Short problem:
Transcribe verbatim the part of the material below that opens with the line containing "601, 619, 621]" and closes with the line containing "628, 995, 653]", including both of those lines.
================
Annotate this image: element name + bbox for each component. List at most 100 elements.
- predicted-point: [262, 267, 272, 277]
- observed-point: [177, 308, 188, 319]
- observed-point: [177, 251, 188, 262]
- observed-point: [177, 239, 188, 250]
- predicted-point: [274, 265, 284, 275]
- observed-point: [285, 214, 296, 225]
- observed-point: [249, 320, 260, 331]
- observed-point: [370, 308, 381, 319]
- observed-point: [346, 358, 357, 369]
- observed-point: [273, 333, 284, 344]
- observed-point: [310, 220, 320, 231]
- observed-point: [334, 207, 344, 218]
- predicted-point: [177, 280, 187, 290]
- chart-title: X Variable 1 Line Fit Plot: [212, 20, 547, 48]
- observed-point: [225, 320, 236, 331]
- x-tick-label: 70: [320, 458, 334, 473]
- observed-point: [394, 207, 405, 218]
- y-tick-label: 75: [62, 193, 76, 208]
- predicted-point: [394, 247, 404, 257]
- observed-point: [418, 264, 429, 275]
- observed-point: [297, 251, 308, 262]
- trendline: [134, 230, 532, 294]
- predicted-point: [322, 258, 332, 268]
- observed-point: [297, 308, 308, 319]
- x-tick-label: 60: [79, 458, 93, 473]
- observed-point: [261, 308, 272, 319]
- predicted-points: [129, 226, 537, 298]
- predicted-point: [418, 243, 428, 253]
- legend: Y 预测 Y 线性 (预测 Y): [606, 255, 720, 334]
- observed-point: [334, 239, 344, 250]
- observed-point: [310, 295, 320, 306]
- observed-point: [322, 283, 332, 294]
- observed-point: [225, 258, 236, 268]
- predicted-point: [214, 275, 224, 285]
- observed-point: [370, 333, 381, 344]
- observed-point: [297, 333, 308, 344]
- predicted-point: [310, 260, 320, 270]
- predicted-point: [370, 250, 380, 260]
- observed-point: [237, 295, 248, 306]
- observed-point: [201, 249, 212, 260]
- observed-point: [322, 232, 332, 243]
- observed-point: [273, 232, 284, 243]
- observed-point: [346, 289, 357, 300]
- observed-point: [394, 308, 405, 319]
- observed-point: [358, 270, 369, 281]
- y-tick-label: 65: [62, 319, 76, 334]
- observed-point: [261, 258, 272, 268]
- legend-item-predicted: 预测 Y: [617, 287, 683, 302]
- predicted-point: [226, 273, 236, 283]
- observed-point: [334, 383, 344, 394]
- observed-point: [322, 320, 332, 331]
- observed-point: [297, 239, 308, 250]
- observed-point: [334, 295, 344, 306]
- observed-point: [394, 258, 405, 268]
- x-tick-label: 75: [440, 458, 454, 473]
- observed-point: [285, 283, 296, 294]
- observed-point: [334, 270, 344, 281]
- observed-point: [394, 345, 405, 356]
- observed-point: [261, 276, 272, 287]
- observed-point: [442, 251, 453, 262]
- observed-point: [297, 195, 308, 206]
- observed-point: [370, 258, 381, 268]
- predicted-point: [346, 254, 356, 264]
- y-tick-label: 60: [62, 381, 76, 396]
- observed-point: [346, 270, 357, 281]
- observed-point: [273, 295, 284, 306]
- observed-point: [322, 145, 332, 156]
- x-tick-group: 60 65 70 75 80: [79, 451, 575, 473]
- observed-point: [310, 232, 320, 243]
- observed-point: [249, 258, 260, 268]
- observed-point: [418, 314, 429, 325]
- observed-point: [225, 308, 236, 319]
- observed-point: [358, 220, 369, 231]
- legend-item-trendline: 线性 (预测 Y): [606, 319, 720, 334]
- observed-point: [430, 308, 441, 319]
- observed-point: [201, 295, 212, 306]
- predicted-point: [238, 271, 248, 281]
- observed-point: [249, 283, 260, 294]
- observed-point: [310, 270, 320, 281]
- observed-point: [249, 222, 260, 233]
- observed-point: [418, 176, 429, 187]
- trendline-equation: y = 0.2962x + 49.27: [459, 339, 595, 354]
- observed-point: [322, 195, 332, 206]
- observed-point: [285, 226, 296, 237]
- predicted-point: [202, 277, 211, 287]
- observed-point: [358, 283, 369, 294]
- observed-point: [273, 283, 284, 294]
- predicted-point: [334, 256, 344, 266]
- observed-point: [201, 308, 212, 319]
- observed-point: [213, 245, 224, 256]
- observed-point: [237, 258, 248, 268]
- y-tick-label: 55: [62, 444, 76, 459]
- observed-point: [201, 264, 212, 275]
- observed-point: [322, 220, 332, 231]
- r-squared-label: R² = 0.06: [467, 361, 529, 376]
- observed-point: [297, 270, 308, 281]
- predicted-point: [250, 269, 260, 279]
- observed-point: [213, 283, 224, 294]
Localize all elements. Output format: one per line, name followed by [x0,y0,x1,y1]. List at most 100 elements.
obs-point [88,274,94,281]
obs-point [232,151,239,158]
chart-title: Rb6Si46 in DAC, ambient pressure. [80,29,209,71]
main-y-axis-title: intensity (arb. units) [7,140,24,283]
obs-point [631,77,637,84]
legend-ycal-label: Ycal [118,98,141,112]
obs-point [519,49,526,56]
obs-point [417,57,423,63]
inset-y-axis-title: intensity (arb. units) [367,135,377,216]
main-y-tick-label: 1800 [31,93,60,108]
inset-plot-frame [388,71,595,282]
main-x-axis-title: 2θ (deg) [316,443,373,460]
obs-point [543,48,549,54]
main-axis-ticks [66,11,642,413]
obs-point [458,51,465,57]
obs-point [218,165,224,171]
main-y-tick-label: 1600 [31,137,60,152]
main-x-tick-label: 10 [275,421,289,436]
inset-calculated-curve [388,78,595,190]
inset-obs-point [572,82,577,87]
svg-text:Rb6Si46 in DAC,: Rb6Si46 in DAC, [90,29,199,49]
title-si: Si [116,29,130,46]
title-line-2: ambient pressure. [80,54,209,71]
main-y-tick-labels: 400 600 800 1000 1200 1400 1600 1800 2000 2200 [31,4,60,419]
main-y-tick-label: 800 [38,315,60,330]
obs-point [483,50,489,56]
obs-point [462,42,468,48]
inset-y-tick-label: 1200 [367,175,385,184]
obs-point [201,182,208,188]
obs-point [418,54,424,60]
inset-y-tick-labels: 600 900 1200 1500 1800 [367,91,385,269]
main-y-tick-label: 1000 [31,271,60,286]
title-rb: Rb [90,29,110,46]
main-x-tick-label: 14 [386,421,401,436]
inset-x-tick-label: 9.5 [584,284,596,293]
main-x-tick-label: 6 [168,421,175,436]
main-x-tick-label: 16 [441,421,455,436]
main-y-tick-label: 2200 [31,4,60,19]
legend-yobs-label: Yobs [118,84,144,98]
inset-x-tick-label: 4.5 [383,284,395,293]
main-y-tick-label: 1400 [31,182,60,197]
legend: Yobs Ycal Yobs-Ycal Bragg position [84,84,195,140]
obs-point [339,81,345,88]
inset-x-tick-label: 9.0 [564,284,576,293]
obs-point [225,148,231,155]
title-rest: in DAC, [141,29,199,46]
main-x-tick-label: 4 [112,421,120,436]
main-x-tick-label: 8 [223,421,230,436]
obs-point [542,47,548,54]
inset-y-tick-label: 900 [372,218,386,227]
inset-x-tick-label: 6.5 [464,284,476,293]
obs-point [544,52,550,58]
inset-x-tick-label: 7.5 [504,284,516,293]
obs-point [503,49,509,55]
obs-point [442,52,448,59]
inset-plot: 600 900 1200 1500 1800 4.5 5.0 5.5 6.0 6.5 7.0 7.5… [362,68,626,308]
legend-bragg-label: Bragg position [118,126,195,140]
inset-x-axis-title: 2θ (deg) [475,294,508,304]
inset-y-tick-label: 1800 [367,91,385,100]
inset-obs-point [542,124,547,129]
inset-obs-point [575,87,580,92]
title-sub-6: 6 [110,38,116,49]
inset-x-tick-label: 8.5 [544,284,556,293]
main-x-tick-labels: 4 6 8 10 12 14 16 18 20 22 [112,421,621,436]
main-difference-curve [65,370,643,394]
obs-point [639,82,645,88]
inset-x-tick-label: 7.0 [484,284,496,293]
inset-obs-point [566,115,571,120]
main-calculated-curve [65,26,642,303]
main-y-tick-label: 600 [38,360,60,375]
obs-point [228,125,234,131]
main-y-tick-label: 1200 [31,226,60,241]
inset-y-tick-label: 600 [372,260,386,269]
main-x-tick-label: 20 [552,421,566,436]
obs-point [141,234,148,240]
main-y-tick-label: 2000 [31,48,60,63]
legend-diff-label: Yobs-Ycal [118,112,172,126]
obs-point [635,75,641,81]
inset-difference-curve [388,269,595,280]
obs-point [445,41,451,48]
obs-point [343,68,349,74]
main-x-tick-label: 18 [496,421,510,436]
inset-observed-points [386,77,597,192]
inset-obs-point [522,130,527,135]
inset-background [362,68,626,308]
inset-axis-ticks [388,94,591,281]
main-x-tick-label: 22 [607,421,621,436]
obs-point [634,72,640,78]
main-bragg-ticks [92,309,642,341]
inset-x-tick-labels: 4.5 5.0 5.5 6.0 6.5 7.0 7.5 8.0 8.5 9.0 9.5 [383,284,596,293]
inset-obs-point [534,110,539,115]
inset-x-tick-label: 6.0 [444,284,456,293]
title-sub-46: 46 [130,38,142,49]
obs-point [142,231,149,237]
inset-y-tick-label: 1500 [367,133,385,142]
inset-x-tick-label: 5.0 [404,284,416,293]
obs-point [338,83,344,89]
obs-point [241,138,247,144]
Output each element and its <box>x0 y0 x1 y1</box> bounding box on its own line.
================
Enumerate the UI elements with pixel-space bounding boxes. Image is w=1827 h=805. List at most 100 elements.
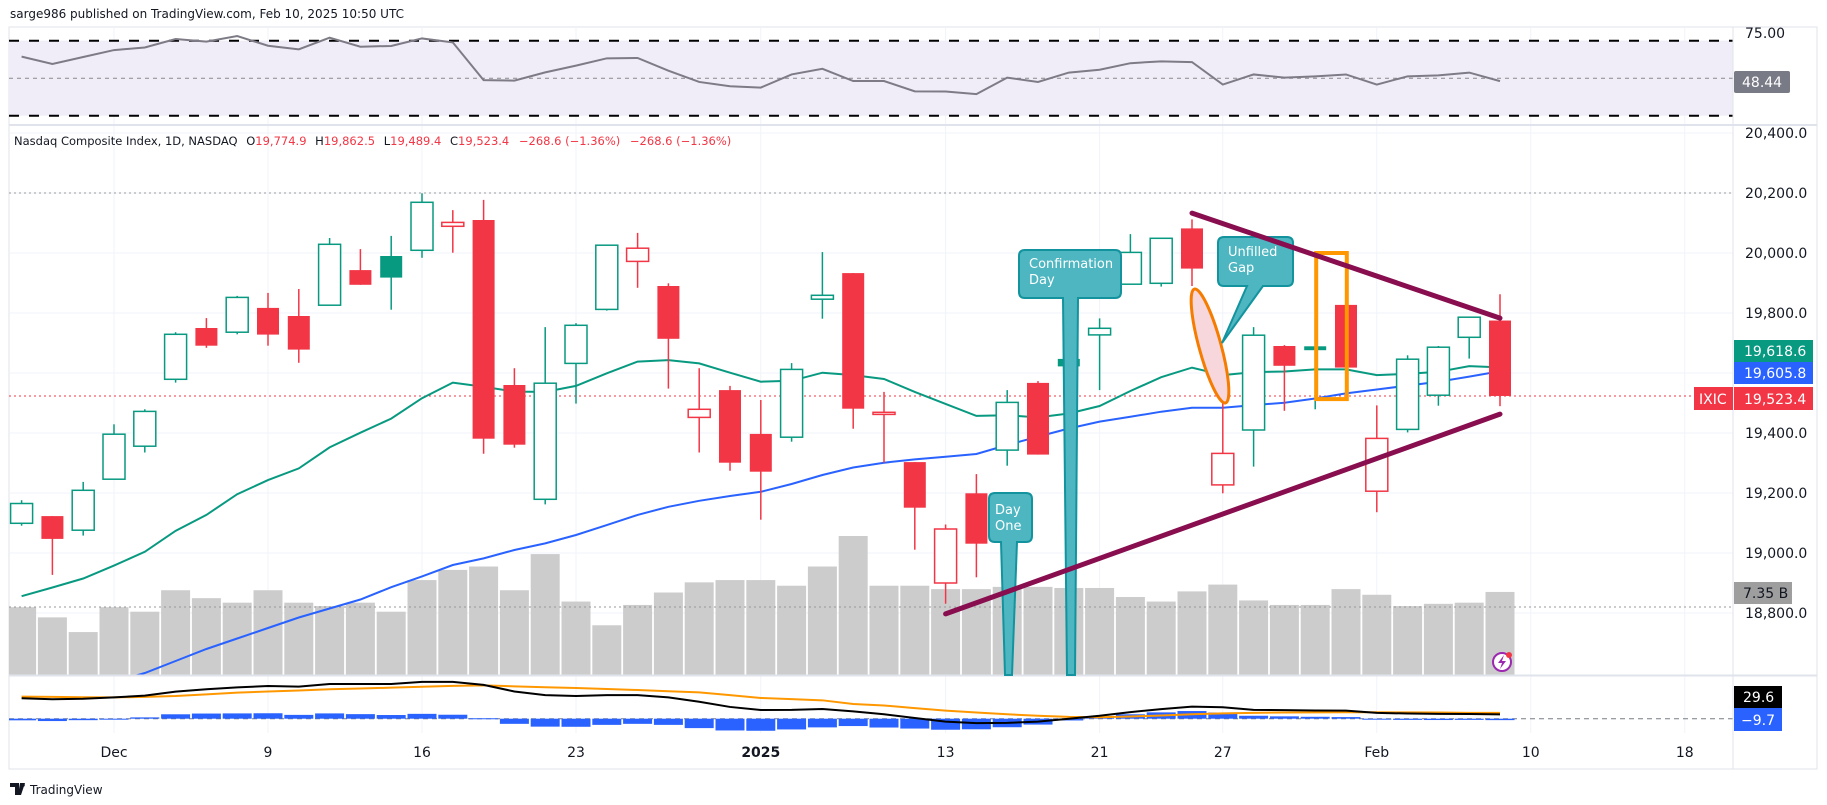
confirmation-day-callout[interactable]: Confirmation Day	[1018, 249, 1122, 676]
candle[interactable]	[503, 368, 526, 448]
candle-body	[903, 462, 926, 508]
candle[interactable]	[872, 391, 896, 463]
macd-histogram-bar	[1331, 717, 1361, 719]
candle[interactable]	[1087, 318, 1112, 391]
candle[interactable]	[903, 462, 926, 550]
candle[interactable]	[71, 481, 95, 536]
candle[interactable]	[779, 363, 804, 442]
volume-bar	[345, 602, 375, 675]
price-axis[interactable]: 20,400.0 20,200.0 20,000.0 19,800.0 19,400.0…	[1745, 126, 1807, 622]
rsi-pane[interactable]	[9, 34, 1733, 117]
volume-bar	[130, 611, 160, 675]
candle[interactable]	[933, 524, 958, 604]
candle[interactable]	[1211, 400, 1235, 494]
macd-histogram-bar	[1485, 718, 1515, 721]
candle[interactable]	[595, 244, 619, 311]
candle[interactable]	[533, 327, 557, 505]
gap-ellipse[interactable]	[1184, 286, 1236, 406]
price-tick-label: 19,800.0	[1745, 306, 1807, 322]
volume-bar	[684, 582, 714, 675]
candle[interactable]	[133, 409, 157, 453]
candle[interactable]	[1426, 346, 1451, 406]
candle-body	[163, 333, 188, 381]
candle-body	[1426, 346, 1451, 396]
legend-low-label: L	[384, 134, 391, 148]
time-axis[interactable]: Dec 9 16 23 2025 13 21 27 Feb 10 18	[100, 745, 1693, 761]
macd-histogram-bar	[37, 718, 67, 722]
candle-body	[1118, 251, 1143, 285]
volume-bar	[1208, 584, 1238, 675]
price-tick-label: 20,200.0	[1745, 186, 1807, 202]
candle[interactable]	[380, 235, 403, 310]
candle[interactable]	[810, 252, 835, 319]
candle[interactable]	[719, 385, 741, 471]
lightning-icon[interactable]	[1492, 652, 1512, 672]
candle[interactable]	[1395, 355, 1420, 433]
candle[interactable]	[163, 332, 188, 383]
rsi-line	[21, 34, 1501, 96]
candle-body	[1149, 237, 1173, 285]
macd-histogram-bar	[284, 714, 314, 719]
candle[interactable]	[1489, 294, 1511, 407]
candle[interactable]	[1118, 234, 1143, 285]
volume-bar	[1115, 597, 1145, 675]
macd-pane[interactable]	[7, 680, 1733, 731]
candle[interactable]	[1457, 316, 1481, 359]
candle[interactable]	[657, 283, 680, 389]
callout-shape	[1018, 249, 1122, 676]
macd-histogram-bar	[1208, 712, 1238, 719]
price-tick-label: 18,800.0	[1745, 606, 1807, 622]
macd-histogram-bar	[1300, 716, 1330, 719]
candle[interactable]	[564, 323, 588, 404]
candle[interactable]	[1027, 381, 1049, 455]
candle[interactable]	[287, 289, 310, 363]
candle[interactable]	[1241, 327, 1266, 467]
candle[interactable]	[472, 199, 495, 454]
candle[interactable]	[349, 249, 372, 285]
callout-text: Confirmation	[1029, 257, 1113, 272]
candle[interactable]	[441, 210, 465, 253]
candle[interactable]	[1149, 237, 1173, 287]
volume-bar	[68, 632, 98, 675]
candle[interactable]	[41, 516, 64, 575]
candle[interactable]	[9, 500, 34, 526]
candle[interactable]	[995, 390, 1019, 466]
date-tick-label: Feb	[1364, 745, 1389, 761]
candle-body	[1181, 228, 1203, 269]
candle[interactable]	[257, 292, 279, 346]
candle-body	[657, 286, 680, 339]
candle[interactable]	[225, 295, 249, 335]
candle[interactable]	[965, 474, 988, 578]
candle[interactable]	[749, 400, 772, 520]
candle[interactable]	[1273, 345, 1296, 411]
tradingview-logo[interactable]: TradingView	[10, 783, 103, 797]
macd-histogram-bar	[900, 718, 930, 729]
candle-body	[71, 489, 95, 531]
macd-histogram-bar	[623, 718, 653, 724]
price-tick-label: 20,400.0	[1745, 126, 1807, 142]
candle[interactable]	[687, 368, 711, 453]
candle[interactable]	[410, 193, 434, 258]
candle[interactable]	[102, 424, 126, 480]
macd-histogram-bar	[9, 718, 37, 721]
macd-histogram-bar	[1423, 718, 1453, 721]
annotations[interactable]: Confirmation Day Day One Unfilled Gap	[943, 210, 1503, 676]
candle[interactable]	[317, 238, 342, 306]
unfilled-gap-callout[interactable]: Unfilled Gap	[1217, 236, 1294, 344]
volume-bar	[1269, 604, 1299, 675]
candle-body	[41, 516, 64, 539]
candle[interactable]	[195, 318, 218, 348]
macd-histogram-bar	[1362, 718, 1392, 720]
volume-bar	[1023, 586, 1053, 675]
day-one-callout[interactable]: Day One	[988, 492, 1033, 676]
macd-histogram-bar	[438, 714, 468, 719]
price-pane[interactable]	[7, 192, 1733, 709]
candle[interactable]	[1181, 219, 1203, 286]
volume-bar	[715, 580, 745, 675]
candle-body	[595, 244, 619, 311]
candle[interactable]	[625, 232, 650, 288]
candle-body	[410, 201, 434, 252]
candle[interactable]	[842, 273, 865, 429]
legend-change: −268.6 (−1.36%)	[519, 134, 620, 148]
================
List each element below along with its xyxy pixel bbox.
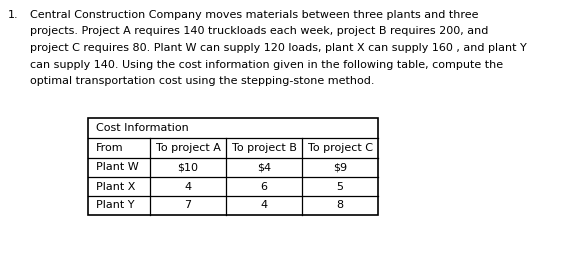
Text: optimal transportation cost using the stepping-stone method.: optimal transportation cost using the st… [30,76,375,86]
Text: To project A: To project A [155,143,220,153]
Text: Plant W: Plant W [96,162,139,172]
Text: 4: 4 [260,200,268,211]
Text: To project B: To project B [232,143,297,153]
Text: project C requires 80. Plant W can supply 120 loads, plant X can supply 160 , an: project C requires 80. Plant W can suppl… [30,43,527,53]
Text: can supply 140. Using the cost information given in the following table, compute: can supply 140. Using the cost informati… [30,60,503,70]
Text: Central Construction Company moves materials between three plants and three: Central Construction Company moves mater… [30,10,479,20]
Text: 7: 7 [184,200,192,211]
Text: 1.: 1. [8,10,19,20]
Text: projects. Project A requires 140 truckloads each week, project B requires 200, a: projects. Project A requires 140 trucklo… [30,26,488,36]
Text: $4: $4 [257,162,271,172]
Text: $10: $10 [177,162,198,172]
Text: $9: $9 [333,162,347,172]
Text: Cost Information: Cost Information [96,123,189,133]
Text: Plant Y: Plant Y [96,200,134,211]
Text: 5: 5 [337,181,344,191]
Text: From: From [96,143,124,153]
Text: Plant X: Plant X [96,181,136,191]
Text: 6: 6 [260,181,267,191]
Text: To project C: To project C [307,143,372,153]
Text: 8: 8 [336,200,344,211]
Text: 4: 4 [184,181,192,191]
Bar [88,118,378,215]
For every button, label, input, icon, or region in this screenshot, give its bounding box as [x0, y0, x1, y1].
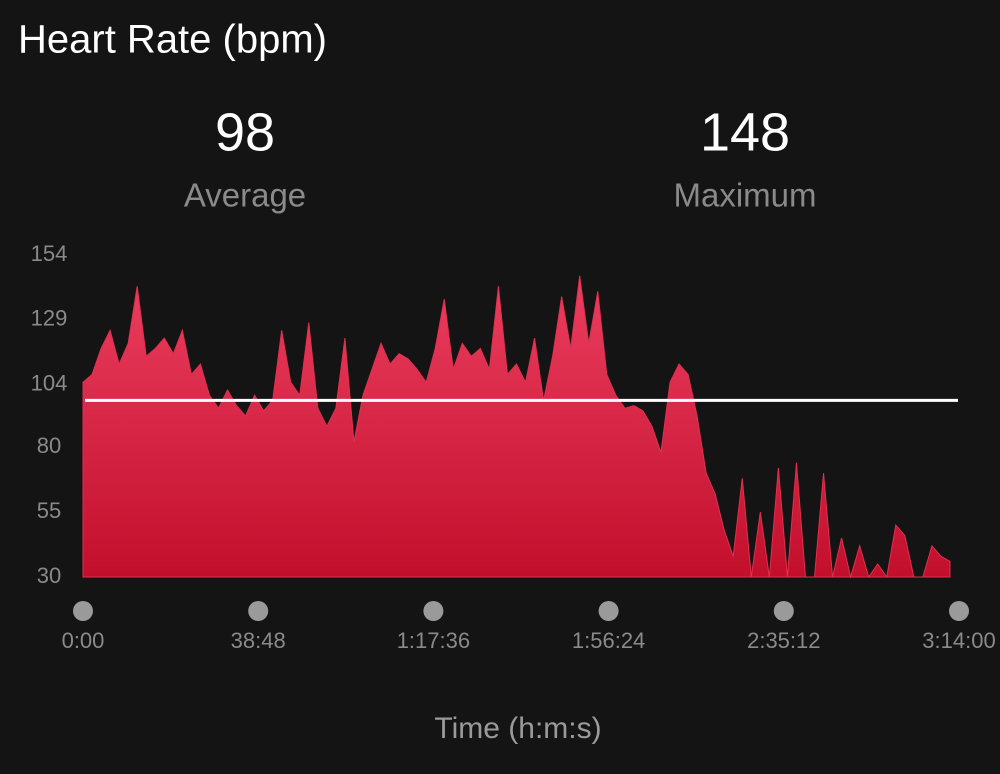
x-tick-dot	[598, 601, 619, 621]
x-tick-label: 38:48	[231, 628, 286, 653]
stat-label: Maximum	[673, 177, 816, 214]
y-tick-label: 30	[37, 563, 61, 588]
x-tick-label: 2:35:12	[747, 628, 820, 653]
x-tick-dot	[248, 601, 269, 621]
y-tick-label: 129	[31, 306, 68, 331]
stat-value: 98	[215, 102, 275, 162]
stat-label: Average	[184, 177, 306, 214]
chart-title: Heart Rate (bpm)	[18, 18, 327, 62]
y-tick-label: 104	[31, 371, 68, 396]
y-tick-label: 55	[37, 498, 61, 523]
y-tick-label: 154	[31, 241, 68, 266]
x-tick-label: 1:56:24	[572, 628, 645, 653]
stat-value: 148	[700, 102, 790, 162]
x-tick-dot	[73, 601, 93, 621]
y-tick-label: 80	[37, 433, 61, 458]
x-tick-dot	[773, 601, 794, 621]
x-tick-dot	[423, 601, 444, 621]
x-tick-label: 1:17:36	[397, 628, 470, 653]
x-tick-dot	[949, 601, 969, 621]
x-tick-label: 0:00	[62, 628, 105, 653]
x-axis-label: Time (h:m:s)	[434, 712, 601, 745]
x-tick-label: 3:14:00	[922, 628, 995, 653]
================
Completed exercise:
x-tick-dot	[598, 601, 619, 621]
x-tick-label: 38:48	[231, 628, 286, 653]
stat-label: Maximum	[673, 177, 816, 214]
y-tick-label: 30	[37, 563, 61, 588]
x-tick-label: 2:35:12	[747, 628, 820, 653]
x-tick-dot	[248, 601, 269, 621]
y-tick-label: 129	[31, 306, 68, 331]
stat-value: 98	[215, 102, 275, 162]
stat-label: Average	[184, 177, 306, 214]
chart-title: Heart Rate (bpm)	[18, 18, 327, 62]
y-tick-label: 104	[31, 371, 68, 396]
y-tick-label: 55	[37, 498, 61, 523]
y-tick-label: 154	[31, 241, 68, 266]
x-tick-label: 1:56:24	[572, 628, 645, 653]
stat-value: 148	[700, 102, 790, 162]
x-tick-dot	[73, 601, 93, 621]
y-tick-label: 80	[37, 433, 61, 458]
x-tick-dot	[773, 601, 794, 621]
x-tick-dot	[423, 601, 444, 621]
x-tick-label: 1:17:36	[397, 628, 470, 653]
x-tick-dot	[949, 601, 969, 621]
x-tick-label: 0:00	[62, 628, 105, 653]
x-axis-label: Time (h:m:s)	[434, 712, 601, 745]
x-tick-label: 3:14:00	[922, 628, 995, 653]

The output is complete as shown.